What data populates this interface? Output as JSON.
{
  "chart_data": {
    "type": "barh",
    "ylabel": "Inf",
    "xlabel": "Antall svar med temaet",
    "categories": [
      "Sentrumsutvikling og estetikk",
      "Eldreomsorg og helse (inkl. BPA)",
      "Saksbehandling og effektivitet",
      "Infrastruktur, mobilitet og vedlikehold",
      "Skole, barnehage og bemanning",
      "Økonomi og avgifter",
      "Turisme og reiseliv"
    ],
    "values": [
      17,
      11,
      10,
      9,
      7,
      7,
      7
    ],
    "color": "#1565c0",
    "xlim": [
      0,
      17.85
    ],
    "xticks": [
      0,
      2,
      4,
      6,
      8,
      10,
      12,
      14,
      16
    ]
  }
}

==

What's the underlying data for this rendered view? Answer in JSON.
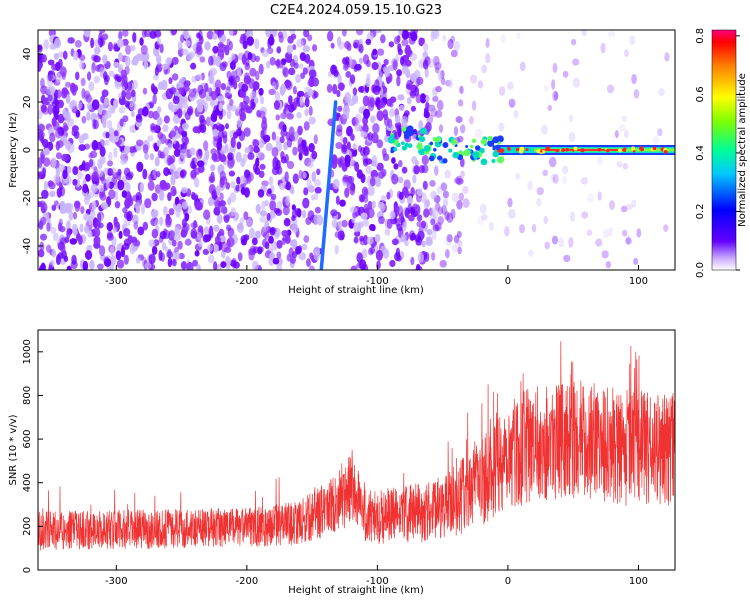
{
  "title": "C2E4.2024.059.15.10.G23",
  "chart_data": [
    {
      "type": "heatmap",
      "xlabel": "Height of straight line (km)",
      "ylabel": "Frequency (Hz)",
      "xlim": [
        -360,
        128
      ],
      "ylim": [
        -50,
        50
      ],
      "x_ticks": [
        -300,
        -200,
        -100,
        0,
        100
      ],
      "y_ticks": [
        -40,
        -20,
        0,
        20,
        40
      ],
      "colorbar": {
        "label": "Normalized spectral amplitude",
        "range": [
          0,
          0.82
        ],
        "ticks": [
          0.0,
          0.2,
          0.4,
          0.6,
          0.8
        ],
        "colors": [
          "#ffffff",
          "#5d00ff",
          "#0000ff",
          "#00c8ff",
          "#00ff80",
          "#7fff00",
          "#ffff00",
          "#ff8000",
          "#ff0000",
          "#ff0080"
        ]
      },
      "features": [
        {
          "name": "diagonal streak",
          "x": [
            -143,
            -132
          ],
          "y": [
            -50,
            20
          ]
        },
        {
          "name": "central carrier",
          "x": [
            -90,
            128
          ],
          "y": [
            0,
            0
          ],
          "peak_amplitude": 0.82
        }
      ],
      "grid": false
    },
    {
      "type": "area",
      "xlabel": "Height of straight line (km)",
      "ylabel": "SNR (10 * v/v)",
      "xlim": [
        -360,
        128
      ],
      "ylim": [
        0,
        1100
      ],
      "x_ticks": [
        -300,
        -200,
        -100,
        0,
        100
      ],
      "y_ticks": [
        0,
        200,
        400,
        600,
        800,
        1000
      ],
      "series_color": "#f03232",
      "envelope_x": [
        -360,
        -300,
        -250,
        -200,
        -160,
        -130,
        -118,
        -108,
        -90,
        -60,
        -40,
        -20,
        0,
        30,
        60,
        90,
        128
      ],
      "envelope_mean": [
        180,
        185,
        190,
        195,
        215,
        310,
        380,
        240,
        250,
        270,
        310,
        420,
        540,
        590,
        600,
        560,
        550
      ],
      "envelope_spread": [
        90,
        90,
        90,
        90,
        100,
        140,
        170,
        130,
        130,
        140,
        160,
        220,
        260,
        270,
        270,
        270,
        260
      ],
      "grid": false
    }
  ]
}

#### GOAL:
Say only how many lines in the records carry the word "this".

#### COMPLETE ANSWER:
2